Work to do – Reproduce the following material exactly, including every line.
══ Given entries ══
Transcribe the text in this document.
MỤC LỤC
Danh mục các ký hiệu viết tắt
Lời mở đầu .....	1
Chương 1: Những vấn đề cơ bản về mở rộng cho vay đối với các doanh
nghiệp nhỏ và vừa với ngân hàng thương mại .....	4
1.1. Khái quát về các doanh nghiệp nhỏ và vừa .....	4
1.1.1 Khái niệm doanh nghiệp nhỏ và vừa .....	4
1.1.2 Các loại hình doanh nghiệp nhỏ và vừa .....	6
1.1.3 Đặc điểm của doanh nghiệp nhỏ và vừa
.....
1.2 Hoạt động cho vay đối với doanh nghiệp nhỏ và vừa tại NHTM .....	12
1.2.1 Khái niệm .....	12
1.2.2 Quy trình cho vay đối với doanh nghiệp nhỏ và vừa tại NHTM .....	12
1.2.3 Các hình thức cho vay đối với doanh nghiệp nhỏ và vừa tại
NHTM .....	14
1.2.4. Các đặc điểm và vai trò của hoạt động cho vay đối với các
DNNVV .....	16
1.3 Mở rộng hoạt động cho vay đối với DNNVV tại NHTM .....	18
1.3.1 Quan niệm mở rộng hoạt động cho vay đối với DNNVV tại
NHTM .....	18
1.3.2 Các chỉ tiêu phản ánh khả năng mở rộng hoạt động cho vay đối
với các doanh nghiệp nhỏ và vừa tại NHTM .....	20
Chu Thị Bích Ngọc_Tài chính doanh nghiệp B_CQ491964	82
═══
Solution to this problem –
Transcribe the text in this document.
MỤC LỤC
Danh mục các ký hiệu viết tắt
Lời mở đầu .....	1
Chương 1: Những vấn đề cơ bản về mở rộng cho vay đối với các doanh
nghiệp nhỏ và vừa với ngân hàng thương mại .....	4
1.1. Khái quát về các doanh nghiệp nhỏ và vừa .....	4
1.1.1 Khái niệm doanh nghiệp nhỏ và vừa .....	4
1.1.2 Các loại hình doanh nghiệp nhỏ và vừa .....	6
1.1.3 Đặc điểm của doanh nghiệp nhỏ và vừa
.....
1.2 Hoạt động cho vay đối với doanh nghiệp nhỏ và vừa tại NHTM .....	12
1.2.1 Khái niệm .....	12
1.2.2 Quy trình cho vay đối với doanh nghiệp nhỏ và vừa tại NHTM .....	12
1.2.3 Các hình thức cho vay đối với doanh nghiệp nhỏ và vừa tại
NHTM .....	14
1.2.4. Các đặc điểm và vai trò của hoạt động cho vay đối với các
DNNVV .....	16
1.3 Mở rộng hoạt động cho vay đối với DNNVV tại NHTM .....	18
1.3.1 Quan niệm mở rộng hoạt động cho vay đối với DNNVV tại
NHTM .....	18
1.3.2 Các chỉ tiêu phản ánh khả năng mở rộng hoạt động cho vay đối
với các doanh nghiệp nhỏ và vừa tại NHTM .....	20
Chu Thị Bích Ngọc_Tài chính doanh nghiệp B_CQ491964	82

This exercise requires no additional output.